■ **REQUIREMENTS**
Copy whichever lines contain the string "rilevati".

■ **MATERIALS PROVIDED**
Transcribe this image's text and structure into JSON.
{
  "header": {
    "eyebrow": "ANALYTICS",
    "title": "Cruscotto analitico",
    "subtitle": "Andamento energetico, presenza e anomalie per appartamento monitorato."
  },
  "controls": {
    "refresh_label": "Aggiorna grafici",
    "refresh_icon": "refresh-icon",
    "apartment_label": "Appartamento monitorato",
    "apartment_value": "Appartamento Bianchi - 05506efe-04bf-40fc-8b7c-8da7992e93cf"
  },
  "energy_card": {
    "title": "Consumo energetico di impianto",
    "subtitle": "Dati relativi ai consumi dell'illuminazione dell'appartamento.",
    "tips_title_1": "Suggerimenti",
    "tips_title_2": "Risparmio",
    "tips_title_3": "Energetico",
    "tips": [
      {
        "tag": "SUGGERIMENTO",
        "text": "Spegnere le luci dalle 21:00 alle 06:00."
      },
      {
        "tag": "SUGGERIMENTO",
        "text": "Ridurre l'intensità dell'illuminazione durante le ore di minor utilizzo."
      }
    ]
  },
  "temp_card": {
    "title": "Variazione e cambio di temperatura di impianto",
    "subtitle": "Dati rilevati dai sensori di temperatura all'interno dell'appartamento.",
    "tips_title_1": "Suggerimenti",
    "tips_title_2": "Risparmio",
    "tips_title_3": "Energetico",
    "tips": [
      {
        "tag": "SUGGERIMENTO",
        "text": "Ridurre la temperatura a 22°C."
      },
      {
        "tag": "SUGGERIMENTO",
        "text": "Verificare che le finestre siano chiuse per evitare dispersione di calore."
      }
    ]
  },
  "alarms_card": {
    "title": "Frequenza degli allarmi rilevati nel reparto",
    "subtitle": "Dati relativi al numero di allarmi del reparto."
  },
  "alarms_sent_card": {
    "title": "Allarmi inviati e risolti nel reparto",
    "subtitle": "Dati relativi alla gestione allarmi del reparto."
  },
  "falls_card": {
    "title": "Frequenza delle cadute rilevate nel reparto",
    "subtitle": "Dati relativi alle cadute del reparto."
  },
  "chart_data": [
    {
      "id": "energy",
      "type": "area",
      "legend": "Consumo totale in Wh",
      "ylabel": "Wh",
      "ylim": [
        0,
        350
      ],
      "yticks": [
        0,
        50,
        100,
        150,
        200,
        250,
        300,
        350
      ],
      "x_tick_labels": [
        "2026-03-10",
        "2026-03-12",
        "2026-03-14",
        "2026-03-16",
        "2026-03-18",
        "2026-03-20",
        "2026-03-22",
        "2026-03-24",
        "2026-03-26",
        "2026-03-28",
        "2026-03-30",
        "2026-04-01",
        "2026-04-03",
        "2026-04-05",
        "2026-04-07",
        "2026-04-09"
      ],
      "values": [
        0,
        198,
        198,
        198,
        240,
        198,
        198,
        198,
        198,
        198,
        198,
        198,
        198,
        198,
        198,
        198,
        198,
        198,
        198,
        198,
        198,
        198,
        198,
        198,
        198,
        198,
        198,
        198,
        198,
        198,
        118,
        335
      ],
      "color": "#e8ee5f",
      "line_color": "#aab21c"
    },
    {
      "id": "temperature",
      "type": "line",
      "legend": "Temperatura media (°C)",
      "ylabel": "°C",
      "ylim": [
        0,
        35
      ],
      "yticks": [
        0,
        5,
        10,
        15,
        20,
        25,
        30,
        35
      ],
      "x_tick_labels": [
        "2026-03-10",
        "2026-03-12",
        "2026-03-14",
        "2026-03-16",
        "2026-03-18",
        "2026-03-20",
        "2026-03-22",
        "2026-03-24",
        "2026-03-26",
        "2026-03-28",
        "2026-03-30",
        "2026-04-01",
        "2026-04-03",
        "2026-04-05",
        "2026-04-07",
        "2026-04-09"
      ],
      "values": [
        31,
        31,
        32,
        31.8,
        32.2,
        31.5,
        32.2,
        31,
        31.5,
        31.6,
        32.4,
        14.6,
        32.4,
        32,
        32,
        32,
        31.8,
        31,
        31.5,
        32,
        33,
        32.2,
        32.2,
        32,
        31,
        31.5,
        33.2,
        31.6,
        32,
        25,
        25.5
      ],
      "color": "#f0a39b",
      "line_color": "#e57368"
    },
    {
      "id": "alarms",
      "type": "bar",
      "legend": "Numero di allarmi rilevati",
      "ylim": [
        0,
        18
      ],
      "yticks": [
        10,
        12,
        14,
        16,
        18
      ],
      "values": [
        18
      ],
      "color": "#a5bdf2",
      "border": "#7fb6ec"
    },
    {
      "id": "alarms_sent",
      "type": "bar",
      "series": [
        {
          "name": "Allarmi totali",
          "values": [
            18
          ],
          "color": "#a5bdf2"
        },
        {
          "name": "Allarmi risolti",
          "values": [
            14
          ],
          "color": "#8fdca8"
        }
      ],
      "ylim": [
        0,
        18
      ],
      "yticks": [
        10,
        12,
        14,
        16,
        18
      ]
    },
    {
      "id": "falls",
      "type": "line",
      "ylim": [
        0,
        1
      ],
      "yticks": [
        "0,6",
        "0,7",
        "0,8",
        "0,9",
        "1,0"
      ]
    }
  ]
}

■ **OUTPUT OF THE EXERCISE**
    "subtitle": "Dati rilevati dai sensori di temperatura all'interno dell'appartamento.",
    "title": "Frequenza degli allarmi rilevati nel reparto",
      "legend": "Numero di allarmi rilevati",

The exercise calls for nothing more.